→ EXERCISE
In the passage on education and social cohesion below, reproduce the part that opens with the words "The closing valedictory" and closes with "and mental wealth.", swapping "digital society" for "information society".

The panelists again explored issues of implementation around this theme. Prof. Dr. Megha Uplane (Head, Department of Education and Extension, Savitribai Phule Pune University Pune, India) emphasized the importance of teacher education to bring changes in social interactions, communicating the knowledge of self-awareness, peace-building and interdependence, the skills of communication, cooperation, critical thinking and alternative solutions, and the attitudes of self-respect, tolerance, acceptance, solidarity and the joy of living. Teacher education is a multiplier of social change.
Dr. Kavita Salunke (Director, School of Education, Yashwantrao Chavan Maharashtra Open University, Nashik, India) saw teachers as the future of a nation, training minds to think through inculcating values. Videos prepared by the Academy were useful for parents too. Dr. Bhalba Vibhute (Former Director and HOD, Shivaji University, Kolhapur, India) highlighted the international dimension of the topic, suggesting that UNESCO create a commission on social cohesion, organizing regional conferences to understand the issues, and a world consultation on major barriers. In higher education, vice-chancellors needed orientation in this area to provide training and research on social cohesion for students of all faculties, as well as outreach programmes. Service learning should become part of all courses. Dr. A. D. Kumbhar (Principal, Sadashivrao Mandlik Mahavidyalaya, Murgud, Dist. Kolhapur, India) noted the importance of street theatre and dramatic performances for reaching the masses and building public awareness. In response to audience questions, Dr. Sanjay Chakane (Principal and Member of Management Council, Savitribai Phule Pune University, Pune, India) said that transforming curricula required context-based learning related to day-to-day life, as well as research-based learning. Dr. Vilas Karjinni (Principal, KIT’s College of Engineering , Autonomous, Kolhapur, India) suggested that values-based education would help to free it from political interference.
The moderator, Prof. Pandit Vidyasagar, in his summary of the theme, highlighted the important points. Humanity was emerging from adolescence to achieve its oneness. Teachers were agents of change and role models in thought and action. Creative education was a tool to build the social family of humanity. When people do not know each other and their interaction leads to conflict, service learning could lead to social cohesion. A research approach would help to create courses on universal human values. The principle of oneness needed to apply not just to humanity but with all of nature to achieve sustainable development.
The closing valedictory presentation was by Prof. Dr. Ram G. Takwale, Former Vice-Chancellor of Pune University, Indira Gandhi National Open University, YCMOU and President of I-CONSENT, Pune, India, on Education for Life Processes and Development. He emphasized that education has to be linked to life and development, with the goal to find the path of life. UNESCO described the four pillars of education: to know, to live together, to do and to be. The life path is learning to be, learning globally to act locally, growing from self-development to social development, to self and social creation, to social reform and transformation. With the emergence of the digital society, open and flexible distance learning is possible. We need a work culture with co-creativity to create social wealth, including both physical and mental wealth.

[Stored entries]
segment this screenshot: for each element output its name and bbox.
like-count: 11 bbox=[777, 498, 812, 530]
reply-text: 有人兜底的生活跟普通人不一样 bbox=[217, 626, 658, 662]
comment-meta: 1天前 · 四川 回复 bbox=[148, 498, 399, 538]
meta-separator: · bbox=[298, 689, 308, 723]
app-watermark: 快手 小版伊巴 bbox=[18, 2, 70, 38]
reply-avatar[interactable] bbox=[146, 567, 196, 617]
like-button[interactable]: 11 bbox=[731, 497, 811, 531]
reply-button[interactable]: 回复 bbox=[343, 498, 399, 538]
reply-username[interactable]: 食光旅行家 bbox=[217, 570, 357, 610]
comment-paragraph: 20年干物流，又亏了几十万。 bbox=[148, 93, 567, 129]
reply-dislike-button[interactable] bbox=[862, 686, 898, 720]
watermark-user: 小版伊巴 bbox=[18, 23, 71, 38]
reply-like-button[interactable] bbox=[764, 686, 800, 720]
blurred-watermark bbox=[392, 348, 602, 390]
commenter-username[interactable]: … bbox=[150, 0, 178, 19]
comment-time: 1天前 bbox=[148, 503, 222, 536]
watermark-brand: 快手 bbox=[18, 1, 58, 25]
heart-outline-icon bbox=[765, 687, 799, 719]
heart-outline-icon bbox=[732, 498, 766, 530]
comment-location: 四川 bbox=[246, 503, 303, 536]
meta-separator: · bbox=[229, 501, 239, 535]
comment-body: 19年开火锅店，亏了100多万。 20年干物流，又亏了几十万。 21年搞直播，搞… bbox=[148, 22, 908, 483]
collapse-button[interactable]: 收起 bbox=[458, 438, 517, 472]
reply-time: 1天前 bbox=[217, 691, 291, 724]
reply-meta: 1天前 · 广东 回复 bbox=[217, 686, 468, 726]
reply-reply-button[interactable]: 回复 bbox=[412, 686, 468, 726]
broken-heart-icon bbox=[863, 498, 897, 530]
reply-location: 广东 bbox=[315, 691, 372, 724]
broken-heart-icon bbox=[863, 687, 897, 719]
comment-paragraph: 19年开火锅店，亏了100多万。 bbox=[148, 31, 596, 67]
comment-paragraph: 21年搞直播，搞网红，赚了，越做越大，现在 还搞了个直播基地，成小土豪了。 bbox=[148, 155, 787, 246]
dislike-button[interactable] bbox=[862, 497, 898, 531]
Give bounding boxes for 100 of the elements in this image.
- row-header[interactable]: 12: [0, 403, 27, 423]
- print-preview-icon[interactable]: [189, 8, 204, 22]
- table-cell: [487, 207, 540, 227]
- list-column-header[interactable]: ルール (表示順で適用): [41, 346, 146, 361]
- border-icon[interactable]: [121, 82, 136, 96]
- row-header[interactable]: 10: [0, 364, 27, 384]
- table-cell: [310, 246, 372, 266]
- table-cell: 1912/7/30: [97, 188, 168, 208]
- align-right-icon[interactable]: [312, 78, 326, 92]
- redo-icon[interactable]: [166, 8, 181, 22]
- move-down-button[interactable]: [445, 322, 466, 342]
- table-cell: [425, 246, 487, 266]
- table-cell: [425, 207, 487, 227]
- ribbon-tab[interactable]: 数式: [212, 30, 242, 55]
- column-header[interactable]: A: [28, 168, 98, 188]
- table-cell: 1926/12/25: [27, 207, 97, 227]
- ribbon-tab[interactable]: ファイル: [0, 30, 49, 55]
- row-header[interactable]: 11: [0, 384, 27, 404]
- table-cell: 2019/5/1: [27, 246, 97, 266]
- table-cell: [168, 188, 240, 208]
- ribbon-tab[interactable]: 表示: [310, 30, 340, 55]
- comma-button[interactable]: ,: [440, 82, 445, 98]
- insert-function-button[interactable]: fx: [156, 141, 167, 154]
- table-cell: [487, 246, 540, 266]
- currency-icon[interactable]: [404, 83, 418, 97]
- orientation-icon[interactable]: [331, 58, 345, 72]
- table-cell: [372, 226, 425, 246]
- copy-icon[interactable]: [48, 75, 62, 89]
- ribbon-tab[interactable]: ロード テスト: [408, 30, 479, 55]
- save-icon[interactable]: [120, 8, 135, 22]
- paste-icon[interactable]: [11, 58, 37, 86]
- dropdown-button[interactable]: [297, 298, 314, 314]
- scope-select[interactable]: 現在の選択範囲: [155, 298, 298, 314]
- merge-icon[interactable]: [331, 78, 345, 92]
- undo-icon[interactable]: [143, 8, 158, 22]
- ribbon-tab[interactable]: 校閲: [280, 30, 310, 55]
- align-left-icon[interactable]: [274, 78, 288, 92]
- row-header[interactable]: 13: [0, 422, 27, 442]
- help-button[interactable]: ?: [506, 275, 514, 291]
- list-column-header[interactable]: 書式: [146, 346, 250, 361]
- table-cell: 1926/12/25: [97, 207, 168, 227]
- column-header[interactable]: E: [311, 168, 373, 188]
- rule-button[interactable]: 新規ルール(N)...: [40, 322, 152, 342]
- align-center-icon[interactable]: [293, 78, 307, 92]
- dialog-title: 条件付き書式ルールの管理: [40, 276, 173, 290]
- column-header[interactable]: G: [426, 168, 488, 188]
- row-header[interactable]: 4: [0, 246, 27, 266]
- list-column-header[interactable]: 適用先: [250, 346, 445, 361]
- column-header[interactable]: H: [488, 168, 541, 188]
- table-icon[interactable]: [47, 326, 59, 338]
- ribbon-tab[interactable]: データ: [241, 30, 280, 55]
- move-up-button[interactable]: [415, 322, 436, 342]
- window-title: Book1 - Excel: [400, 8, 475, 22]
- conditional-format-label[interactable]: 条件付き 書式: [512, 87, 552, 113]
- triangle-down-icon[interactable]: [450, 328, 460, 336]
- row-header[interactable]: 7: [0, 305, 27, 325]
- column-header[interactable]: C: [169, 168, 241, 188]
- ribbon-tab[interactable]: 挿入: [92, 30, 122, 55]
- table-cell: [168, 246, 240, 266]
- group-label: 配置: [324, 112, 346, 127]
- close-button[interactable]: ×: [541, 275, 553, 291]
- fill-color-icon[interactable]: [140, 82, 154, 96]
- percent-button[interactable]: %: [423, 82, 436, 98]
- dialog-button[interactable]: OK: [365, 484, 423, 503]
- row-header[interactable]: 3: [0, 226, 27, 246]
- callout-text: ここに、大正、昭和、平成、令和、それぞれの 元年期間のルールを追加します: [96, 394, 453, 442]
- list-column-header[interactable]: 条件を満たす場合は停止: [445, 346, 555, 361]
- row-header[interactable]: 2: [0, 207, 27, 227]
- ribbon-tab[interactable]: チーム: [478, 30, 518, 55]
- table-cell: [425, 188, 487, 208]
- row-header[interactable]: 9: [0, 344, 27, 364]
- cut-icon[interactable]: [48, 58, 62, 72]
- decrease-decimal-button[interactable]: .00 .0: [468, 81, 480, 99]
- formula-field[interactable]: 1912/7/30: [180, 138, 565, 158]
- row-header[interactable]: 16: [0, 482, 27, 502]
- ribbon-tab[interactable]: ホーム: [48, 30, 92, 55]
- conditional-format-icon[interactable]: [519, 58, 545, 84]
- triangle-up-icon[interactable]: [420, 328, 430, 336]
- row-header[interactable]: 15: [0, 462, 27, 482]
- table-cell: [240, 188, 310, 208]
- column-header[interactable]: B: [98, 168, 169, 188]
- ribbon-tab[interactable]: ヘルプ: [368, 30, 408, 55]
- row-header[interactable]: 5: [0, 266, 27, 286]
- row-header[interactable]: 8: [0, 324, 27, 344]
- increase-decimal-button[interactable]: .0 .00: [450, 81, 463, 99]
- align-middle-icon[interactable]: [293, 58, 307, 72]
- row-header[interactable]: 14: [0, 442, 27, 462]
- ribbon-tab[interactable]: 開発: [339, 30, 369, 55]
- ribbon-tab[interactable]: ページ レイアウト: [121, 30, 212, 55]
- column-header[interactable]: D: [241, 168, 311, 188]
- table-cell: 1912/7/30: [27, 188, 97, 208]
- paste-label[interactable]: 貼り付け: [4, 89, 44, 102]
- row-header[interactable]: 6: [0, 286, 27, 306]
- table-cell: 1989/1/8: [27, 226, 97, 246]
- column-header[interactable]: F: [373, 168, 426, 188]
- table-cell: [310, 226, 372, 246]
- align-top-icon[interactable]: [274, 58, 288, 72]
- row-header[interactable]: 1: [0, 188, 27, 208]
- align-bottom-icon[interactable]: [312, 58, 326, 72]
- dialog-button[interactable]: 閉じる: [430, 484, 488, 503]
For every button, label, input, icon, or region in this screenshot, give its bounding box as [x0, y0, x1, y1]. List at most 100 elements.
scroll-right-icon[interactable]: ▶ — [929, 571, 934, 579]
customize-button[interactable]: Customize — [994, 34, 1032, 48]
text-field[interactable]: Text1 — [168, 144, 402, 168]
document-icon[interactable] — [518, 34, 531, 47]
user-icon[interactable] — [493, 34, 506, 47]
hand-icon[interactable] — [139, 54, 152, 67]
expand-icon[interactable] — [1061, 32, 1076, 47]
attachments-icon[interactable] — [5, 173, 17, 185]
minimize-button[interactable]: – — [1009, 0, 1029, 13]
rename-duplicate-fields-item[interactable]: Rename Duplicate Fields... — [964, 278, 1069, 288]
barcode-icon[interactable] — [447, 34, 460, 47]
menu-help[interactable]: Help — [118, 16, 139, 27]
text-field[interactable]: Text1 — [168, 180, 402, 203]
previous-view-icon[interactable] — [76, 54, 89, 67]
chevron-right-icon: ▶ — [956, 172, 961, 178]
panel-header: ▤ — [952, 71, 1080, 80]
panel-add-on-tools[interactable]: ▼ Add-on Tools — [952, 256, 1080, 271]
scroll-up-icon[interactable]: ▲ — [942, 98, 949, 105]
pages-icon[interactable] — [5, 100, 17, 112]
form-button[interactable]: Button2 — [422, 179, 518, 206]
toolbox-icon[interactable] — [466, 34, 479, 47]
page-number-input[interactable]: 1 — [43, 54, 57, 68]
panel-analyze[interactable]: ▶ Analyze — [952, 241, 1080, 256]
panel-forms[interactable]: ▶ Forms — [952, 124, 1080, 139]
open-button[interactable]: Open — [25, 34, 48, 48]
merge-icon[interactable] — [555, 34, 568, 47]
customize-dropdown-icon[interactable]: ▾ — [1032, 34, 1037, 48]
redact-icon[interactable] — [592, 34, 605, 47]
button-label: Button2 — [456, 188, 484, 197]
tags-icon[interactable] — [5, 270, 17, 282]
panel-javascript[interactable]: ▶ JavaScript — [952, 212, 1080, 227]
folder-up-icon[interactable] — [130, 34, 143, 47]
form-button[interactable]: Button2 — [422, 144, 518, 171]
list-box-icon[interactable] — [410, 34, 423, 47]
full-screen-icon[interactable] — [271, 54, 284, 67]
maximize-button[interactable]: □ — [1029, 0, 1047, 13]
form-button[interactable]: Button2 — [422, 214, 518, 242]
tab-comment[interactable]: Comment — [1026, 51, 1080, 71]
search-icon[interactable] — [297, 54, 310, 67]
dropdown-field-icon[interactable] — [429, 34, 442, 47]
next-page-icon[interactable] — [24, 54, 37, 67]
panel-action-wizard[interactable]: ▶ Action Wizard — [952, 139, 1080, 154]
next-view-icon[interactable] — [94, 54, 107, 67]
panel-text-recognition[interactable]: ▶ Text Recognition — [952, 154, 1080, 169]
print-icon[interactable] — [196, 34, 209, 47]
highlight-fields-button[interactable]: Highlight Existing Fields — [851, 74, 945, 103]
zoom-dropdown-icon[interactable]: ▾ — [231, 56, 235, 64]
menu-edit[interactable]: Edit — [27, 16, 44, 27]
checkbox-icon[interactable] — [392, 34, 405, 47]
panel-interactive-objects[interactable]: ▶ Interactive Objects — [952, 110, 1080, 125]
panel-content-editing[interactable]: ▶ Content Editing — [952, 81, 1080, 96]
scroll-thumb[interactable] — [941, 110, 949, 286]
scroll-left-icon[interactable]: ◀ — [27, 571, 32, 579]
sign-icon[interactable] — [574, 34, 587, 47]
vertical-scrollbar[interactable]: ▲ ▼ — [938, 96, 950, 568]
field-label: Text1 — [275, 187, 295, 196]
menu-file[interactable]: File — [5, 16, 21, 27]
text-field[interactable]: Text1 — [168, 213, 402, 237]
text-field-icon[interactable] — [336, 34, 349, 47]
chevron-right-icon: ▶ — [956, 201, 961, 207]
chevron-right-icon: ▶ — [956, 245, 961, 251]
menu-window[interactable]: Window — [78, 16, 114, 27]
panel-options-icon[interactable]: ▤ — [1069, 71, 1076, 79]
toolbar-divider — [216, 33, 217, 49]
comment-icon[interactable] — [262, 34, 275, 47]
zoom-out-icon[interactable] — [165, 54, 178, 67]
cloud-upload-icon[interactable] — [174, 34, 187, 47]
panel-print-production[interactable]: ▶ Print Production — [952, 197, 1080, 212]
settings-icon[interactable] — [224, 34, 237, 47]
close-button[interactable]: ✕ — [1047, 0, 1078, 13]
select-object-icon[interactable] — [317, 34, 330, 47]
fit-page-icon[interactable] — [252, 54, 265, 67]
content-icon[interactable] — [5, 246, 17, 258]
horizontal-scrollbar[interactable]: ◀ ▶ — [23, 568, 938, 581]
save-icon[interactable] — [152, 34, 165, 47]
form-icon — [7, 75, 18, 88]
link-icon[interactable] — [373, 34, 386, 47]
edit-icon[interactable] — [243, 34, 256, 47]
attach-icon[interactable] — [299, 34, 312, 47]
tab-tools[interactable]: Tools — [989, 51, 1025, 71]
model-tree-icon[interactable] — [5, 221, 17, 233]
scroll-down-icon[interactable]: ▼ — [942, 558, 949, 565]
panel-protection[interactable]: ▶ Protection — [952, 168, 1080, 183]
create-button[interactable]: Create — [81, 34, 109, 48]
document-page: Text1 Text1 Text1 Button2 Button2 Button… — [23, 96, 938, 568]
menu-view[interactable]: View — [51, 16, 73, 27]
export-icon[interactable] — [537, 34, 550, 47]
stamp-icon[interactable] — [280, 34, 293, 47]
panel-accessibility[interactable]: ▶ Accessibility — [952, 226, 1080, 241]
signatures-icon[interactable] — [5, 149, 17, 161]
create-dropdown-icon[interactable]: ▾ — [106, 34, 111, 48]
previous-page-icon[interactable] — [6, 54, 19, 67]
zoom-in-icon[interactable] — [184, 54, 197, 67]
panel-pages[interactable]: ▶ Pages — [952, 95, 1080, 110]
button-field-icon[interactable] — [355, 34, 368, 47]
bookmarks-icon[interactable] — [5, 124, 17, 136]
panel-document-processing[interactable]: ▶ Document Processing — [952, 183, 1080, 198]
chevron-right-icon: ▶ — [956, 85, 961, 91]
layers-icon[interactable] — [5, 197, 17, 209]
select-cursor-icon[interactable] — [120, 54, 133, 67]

→ TASK RESPONSE
The closing valedictory presentation was by Prof. Dr. Ram G. Takwale, Former Vice-Chancellor of Pune University, Indira Gandhi National Open University, YCMOU and President of I-CONSENT, Pune, India, on Education for Life Processes and Development. He emphasized that education has to be linked to life and development, with the goal to find the path of life. UNESCO described the four pillars of education: to know, to live together, to do and to be. The life path is learning to be, learning globally to act locally, growing from self-development to social development, to self and social creation, to social reform and transformation. With the emergence of the information society, open and flexible distance learning is possible. We need a work culture with co-creativity to create social wealth, including both physical and mental wealth.